— Begin Data provided —
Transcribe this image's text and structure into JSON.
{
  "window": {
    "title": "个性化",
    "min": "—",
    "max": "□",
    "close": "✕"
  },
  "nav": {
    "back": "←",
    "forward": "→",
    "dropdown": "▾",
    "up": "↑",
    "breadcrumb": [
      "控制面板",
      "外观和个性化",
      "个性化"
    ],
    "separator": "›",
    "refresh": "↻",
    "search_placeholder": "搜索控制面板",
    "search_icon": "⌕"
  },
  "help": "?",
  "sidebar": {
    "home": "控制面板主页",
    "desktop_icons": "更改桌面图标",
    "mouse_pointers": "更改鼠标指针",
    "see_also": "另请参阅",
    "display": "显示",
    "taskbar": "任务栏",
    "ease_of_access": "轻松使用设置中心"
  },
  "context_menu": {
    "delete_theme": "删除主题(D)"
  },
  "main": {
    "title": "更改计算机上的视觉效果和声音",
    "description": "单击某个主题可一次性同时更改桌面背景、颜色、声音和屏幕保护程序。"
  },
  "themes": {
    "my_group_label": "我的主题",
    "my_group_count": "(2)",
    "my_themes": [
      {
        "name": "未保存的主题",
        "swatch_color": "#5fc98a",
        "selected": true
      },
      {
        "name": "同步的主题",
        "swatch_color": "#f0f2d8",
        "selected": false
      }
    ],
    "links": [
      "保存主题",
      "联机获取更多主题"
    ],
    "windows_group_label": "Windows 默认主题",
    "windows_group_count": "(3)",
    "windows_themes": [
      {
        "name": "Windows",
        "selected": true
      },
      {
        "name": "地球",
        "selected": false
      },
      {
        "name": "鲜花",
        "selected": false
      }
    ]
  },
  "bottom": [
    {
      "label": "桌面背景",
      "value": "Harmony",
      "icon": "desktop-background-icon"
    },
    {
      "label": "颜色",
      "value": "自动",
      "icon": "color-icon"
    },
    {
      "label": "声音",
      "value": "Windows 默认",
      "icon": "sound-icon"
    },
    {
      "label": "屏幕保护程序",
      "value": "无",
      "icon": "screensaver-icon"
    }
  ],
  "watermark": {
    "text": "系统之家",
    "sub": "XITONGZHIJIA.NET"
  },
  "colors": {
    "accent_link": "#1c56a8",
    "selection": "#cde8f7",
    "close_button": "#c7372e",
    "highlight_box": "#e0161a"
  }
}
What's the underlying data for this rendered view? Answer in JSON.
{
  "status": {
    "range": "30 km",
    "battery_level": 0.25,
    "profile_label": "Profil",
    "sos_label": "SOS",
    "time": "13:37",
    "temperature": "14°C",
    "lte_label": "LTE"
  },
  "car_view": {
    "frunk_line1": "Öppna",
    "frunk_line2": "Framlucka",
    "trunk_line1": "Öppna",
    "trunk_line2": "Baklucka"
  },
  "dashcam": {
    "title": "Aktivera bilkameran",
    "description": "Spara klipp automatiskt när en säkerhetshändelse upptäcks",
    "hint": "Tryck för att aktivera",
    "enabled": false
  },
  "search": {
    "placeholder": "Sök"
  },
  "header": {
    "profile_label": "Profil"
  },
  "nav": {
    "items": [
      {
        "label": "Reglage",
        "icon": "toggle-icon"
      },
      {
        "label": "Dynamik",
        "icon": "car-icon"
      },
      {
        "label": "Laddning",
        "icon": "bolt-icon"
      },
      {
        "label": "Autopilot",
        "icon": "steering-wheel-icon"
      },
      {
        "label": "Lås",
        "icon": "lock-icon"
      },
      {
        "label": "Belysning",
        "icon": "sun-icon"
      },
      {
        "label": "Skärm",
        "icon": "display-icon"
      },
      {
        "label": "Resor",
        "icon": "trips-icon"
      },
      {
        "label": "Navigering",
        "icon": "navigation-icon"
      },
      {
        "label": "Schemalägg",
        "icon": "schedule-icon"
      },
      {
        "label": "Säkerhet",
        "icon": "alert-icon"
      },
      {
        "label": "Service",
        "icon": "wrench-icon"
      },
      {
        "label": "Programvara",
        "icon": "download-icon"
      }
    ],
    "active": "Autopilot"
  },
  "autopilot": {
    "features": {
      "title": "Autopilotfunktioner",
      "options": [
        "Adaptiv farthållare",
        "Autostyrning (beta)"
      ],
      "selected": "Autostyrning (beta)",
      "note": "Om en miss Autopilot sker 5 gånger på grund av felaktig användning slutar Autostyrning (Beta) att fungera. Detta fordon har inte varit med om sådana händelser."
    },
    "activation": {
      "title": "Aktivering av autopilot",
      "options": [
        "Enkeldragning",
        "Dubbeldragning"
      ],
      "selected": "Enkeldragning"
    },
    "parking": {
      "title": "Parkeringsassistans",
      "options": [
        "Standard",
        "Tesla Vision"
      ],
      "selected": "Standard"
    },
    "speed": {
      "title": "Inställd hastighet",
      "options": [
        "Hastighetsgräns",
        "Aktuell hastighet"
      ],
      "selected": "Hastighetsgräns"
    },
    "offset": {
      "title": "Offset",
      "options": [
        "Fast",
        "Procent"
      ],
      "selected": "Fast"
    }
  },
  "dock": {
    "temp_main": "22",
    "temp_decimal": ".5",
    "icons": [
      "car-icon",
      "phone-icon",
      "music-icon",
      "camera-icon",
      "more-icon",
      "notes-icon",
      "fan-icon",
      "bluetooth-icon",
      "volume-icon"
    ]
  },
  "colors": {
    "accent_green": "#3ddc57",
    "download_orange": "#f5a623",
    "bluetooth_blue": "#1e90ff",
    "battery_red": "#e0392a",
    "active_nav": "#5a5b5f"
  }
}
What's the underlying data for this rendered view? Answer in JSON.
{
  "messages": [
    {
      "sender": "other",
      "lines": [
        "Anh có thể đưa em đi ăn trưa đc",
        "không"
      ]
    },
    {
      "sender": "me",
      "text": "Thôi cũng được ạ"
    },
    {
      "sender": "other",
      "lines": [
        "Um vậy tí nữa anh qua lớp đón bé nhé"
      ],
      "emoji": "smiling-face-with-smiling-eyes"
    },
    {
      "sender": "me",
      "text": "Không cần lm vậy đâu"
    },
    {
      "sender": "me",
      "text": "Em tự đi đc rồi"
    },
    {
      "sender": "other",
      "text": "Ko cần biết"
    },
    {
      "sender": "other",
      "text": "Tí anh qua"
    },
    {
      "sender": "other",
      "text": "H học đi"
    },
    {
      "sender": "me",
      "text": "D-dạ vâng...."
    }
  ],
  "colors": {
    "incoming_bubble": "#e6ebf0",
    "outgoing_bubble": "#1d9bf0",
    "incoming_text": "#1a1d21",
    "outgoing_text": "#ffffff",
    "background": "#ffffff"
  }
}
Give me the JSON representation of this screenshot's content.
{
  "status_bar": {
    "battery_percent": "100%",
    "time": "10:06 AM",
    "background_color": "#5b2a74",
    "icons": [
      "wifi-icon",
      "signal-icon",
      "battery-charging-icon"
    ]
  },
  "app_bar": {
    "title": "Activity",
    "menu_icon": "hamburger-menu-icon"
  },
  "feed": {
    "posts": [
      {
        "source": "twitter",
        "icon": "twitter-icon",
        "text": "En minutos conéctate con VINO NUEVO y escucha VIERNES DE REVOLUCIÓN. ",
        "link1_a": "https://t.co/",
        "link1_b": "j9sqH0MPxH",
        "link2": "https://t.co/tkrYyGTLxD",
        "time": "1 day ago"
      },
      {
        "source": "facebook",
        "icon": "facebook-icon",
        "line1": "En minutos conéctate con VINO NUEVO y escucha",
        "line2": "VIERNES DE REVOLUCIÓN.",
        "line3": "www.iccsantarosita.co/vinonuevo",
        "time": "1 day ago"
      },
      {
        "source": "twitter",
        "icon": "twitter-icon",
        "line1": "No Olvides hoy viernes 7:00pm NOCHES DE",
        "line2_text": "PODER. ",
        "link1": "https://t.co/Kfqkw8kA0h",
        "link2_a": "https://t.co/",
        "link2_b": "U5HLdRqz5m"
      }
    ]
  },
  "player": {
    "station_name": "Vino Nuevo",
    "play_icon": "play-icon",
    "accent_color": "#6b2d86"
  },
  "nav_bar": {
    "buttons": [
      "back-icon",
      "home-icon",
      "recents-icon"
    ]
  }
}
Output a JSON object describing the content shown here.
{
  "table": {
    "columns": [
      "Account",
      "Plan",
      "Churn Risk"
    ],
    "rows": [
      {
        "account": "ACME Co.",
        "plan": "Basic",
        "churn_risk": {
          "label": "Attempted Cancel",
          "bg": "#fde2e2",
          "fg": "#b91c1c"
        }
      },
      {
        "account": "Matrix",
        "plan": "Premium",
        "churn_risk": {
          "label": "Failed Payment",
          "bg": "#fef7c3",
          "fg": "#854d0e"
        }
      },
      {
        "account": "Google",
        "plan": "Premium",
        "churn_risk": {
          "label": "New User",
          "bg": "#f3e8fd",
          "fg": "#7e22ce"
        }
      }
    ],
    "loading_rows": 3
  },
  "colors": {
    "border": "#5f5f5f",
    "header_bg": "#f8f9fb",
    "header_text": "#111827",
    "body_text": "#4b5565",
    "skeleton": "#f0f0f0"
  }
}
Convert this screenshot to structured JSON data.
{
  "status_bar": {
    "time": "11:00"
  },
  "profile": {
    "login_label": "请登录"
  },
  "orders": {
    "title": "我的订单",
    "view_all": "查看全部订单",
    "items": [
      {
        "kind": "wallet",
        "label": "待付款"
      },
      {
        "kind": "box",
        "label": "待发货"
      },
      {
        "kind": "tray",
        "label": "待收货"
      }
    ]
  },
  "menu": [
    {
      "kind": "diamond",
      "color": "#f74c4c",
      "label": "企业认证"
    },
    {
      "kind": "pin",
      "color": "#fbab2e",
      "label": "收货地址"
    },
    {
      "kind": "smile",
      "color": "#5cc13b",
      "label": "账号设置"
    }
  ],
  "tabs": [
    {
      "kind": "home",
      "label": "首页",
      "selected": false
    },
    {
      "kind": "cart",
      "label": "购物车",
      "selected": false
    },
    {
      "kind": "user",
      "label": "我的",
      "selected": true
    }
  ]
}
— End Data provided —
=== Do this ===
Give again the lines from the line holding "Convert this screenshot" through the close of the listing, both included, exactly as written and with nothing else.

=== Solution ===
Convert this screenshot to structured JSON data.
{
  "status_bar": {
    "time": "11:00"
  },
  "profile": {
    "login_label": "请登录"
  },
  "orders": {
    "title": "我的订单",
    "view_all": "查看全部订单",
    "items": [
      {
        "kind": "wallet",
        "label": "待付款"
      },
      {
        "kind": "box",
        "label": "待发货"
      },
      {
        "kind": "tray",
        "label": "待收货"
      }
    ]
  },
  "menu": [
    {
      "kind": "diamond",
      "color": "#f74c4c",
      "label": "企业认证"
    },
    {
      "kind": "pin",
      "color": "#fbab2e",
      "label": "收货地址"
    },
    {
      "kind": "smile",
      "color": "#5cc13b",
      "label": "账号设置"
    }
  ],
  "tabs": [
    {
      "kind": "home",
      "label": "首页",
      "selected": false
    },
    {
      "kind": "cart",
      "label": "购物车",
      "selected": false
    },
    {
      "kind": "user",
      "label": "我的",
      "selected": true
    }
  ]
}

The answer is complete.